Find and copy lines holding "controllers".
•••
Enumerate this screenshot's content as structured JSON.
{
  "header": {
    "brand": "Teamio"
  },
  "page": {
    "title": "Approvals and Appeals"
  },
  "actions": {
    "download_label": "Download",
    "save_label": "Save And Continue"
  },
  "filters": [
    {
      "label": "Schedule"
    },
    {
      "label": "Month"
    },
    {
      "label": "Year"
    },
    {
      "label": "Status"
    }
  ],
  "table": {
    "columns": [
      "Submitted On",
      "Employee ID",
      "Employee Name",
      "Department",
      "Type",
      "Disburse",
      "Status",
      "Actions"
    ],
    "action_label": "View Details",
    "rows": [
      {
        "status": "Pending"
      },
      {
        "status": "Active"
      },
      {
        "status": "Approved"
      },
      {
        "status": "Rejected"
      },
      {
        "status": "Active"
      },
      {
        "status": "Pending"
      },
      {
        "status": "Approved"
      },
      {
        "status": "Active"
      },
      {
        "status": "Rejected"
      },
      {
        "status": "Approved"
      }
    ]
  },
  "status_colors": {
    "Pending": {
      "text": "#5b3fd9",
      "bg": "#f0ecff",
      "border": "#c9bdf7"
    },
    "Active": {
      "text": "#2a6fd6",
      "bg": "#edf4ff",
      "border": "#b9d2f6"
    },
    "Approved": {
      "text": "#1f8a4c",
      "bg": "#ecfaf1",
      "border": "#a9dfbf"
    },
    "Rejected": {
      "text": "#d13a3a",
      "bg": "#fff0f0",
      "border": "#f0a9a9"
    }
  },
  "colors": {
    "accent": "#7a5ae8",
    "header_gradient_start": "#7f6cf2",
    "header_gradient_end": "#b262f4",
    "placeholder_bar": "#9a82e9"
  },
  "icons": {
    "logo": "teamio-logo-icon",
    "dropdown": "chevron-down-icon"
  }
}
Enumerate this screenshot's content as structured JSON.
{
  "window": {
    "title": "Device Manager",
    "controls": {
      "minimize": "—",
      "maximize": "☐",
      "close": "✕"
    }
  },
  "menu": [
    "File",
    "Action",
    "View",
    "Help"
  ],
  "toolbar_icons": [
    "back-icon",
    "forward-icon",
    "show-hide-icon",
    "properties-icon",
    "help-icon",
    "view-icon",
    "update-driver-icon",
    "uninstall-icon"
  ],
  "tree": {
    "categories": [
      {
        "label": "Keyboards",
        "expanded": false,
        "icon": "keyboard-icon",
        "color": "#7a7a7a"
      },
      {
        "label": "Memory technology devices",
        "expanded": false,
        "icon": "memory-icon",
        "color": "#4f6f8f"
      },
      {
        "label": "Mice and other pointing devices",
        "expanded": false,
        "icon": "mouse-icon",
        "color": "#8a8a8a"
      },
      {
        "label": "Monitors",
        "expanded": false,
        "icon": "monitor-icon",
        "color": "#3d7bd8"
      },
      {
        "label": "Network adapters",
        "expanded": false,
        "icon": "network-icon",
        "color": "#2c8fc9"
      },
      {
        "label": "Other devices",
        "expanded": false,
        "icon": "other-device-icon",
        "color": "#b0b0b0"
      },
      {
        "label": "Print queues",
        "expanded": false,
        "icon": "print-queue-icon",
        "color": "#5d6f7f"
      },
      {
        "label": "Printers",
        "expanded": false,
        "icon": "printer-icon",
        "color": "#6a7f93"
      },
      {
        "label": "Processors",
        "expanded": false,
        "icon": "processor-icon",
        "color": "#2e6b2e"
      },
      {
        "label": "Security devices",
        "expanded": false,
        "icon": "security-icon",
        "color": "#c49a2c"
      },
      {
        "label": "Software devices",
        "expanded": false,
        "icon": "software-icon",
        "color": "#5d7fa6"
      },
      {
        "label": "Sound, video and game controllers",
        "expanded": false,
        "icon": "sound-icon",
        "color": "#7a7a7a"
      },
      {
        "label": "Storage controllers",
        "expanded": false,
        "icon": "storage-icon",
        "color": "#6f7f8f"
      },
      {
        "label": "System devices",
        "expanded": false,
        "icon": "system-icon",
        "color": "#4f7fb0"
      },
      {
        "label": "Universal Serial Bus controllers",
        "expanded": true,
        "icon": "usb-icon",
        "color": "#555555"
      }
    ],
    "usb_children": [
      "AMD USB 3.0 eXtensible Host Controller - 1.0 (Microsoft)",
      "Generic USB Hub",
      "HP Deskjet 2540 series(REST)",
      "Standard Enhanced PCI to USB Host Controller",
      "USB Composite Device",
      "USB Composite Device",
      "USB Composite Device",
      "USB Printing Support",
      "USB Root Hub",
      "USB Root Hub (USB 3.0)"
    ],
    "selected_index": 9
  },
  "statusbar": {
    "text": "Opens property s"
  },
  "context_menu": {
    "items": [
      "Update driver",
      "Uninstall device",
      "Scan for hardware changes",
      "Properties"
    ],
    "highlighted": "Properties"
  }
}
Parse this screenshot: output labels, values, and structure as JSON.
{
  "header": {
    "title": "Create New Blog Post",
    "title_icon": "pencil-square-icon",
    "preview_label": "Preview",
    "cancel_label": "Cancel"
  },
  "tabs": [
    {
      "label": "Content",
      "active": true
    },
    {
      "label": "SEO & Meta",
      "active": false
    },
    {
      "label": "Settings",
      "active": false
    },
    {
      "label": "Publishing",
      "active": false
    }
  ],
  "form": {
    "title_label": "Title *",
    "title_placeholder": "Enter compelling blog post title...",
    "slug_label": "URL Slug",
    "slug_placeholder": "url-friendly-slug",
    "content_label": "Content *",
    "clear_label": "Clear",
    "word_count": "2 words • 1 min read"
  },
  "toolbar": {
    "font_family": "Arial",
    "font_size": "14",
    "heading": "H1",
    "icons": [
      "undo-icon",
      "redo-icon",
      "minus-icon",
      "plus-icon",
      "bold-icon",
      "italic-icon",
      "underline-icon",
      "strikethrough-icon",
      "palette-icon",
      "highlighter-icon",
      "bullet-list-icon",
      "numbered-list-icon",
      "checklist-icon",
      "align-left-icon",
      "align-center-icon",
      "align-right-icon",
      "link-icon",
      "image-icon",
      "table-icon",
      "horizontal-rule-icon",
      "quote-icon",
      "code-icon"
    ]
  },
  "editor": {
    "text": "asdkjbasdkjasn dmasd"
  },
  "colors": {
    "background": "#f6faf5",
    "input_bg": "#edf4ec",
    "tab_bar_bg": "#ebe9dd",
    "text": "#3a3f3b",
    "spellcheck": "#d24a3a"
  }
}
•••
* **WRITTEN SOLUTION**
        "label": "Sound, video and game controllers",
        "label": "Storage controllers",
        "label": "Universal Serial Bus controllers",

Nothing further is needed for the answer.